DOCUMENT SEGMENT —
........

Microspatial Differences in Soil Temperature Cause Phenology Change on Par with Long-Term Climate Warming in Salt Marshes

Phenology studies mostly focus on variation across time or landscapes. However, phenology can vary at fine spatial scales, and these differences may be as important as long-term change from climate warming. We used high-frequency PhenoCam data to examine phenology of Spartina alterniflora, a foundation species native to salt marshes on the US East and Gulf coasts, and a common colonizer elsewhere. We examined phenology across three microhabitats from 2013 to 2017 and used this information to create the first spring green-up model for S. alterniflora. We then compared modern spatial variation to that exhibited over a 60-year climate record. Marsh interior plants initiated spring growth 17 days earlier than channel edge plants and spent 35 days more in the green-up phenophase and 25 days less in the maturity phenophase. The start of green-up varied by 17 days among 3 years. The best spring green-up model was based on winter soil total growing degree days. Across microhabitats, spring green-up differences were caused by small elevation changes (15 cm) that drove soil temperature variation of 0.8 degrees C. Preliminary evidence indicated that high winter belowground biomass depletion triggered early green-up. Long-term change was similar: winter soil temperatures warmed 1.7 +/- 0.3 degrees C since 1958, and green-up advanced 11 +/- 6 days, whereas contemporary microhabitat differences were 17 +/- 4 days. Incorporating local spatial variation into plant phenology models may provide an early warning of climate vulnerability and improve understanding of ecosystem-scale productivity. Microscale phenology variation likely exists in other systems and has been unappreciated.

........

RECORDS SUPPLIED —
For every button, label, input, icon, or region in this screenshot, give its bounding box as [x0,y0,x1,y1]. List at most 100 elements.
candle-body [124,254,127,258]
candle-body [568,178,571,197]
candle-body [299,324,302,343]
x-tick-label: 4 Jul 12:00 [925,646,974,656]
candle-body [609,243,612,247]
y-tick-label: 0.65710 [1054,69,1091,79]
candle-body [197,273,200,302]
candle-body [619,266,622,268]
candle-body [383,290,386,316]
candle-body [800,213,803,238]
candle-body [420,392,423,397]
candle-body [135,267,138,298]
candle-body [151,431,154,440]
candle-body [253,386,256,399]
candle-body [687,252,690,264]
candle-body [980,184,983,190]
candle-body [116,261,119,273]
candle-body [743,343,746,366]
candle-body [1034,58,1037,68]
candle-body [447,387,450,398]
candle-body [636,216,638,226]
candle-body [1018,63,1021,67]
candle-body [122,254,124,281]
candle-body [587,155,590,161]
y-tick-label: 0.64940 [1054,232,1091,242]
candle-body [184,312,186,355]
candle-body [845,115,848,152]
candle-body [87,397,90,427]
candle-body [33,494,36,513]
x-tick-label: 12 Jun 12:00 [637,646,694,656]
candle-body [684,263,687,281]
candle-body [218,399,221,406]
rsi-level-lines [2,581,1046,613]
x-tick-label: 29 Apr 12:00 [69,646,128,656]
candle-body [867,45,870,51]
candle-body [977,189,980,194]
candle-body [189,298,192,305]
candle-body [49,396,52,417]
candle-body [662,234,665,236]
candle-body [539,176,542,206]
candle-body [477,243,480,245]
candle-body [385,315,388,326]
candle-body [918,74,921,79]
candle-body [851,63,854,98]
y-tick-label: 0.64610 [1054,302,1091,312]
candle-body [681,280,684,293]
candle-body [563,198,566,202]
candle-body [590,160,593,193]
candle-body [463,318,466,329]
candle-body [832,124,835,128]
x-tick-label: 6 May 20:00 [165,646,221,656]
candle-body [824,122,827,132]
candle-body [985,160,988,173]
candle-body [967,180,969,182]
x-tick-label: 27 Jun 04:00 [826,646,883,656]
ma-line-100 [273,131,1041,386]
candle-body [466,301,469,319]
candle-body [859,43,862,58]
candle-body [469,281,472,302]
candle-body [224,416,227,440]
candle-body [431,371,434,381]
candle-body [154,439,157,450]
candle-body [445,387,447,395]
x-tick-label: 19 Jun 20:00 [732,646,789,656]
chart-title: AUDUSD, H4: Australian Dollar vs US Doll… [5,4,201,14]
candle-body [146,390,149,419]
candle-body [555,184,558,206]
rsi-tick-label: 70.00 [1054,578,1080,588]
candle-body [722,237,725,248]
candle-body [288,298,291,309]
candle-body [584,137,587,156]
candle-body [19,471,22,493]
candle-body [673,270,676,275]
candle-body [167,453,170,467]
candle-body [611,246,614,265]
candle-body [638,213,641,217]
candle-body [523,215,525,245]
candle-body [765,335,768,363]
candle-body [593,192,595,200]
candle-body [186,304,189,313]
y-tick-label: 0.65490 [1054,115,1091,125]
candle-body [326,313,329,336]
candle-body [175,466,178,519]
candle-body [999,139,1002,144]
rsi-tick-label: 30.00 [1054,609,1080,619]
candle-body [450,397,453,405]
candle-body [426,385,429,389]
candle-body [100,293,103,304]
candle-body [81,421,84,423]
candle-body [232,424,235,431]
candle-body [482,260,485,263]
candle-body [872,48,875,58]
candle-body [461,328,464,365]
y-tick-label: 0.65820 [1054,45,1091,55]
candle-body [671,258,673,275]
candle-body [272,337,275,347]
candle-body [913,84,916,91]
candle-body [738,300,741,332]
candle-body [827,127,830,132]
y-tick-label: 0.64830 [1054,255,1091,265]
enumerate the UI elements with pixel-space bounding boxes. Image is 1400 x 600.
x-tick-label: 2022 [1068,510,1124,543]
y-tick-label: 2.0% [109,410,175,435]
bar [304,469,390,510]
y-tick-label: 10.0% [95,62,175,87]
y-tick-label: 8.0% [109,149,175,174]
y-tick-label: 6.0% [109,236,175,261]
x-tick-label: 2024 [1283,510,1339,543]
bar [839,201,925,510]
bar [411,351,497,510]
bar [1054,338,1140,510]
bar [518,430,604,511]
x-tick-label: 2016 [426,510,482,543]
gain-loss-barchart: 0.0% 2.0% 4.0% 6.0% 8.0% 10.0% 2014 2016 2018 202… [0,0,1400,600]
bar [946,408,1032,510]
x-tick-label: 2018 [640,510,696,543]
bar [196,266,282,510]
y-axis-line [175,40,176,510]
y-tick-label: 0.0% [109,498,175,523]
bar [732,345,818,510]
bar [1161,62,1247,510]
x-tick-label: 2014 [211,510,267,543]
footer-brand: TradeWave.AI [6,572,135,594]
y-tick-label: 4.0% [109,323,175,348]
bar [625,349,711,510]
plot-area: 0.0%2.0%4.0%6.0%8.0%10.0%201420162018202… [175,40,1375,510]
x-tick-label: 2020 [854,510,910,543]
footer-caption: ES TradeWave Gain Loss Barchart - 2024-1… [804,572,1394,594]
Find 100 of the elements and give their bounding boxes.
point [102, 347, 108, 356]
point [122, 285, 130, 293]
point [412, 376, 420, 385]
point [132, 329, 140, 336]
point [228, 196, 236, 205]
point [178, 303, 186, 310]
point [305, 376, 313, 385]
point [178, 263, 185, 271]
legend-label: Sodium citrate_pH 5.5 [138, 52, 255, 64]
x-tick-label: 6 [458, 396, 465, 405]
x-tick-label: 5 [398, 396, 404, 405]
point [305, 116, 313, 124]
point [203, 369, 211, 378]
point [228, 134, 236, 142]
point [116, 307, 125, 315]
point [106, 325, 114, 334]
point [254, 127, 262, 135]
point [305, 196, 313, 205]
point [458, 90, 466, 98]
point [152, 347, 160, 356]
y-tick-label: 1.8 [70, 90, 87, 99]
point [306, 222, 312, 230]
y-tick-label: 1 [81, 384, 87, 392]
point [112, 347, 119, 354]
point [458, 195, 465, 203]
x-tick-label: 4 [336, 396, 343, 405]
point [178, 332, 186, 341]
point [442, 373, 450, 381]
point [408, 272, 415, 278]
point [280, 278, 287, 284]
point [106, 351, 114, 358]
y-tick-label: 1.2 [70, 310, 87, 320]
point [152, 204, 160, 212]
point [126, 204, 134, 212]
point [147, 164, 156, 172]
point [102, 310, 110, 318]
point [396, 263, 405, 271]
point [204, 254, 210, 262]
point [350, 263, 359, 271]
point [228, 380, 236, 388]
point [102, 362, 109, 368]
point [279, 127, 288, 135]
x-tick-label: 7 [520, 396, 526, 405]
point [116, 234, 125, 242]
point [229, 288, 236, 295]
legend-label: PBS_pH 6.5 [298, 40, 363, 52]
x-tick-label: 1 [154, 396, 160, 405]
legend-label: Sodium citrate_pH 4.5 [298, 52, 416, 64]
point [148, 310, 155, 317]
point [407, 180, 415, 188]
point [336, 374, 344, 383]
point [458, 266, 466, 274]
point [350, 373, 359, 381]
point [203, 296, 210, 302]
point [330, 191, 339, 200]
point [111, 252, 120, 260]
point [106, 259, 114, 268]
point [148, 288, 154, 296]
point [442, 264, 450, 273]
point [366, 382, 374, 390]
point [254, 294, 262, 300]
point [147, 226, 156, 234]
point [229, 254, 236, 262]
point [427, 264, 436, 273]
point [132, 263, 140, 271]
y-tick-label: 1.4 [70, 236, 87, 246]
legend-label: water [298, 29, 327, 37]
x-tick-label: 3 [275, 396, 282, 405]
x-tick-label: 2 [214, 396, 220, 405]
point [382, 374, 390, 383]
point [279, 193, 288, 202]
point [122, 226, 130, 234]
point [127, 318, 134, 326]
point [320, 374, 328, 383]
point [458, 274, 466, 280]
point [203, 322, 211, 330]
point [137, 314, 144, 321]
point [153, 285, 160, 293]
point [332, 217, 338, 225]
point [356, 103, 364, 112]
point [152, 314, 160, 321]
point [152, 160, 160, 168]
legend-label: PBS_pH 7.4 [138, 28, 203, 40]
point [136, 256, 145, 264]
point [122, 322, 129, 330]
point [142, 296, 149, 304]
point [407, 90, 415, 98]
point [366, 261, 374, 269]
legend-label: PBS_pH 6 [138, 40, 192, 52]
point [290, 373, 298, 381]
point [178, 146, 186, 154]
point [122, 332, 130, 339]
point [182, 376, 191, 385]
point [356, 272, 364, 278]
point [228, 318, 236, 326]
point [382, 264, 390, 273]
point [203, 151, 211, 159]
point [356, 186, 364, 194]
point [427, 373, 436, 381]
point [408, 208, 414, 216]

........

EXERCISE BRIEF —
According to the salt marsh phenology abstract, how much earlier did marsh interior plants start spring growth than channel edge plants? Rely only on the abstract for the answer.

FINAL ANSWER —
17 days earlier.